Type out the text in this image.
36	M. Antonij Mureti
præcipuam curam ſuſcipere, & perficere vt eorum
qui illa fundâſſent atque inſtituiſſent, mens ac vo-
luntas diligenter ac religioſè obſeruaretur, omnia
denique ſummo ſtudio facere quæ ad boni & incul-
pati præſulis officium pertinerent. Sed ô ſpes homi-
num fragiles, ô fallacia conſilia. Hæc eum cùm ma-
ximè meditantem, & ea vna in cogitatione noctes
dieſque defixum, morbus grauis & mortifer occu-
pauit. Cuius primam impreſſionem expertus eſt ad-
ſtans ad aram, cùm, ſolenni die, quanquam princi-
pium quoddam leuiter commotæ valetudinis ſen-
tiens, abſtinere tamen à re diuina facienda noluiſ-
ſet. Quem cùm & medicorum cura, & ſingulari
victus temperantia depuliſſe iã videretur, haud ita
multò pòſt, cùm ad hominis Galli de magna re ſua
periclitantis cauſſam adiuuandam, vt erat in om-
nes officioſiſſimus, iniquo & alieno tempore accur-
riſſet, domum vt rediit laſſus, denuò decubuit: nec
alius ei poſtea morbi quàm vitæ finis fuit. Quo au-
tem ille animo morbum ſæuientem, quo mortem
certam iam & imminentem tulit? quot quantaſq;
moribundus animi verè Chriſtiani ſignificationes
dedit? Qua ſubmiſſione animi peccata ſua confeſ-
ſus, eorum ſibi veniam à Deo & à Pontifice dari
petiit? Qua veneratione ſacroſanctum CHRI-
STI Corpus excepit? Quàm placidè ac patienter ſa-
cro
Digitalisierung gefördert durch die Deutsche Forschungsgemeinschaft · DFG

◇ ◇ ◇ ◇

DIRECTIONS FOR THIS TASK: Using the entries above, please restate each one word for word.

WORKED SOLUTION:
Type out the text in this image.
36	M. Antonij Mureti
præcipuam curam ſuſcipere, & perficere vt eorum
qui illa fundâſſent atque inſtituiſſent, mens ac vo-
luntas diligenter ac religioſè obſeruaretur, omnia
denique ſummo ſtudio facere quæ ad boni & incul-
pati præſulis officium pertinerent. Sed ô ſpes homi-
num fragiles, ô fallacia conſilia. Hæc eum cùm ma-
ximè meditantem, & ea vna in cogitatione noctes
dieſque defixum, morbus grauis & mortifer occu-
pauit. Cuius primam impreſſionem expertus eſt ad-
ſtans ad aram, cùm, ſolenni die, quanquam princi-
pium quoddam leuiter commotæ valetudinis ſen-
tiens, abſtinere tamen à re diuina facienda noluiſ-
ſet. Quem cùm & medicorum cura, & ſingulari
victus temperantia depuliſſe iã videretur, haud ita
multò pòſt, cùm ad hominis Galli de magna re ſua
periclitantis cauſſam adiuuandam, vt erat in om-
nes officioſiſſimus, iniquo & alieno tempore accur-
riſſet, domum vt rediit laſſus, denuò decubuit: nec
alius ei poſtea morbi quàm vitæ finis fuit. Quo au-
tem ille animo morbum ſæuientem, quo mortem
certam iam & imminentem tulit? quot quantaſq;
moribundus animi verè Chriſtiani ſignificationes
dedit? Qua ſubmiſſione animi peccata ſua confeſ-
ſus, eorum ſibi veniam à Deo & à Pontifice dari
petiit? Qua veneratione ſacroſanctum CHRI-
STI Corpus excepit? Quàm placidè ac patienter ſa-
cro
Digitalisierung gefördert durch die Deutsche Forschungsgemeinschaft · DFG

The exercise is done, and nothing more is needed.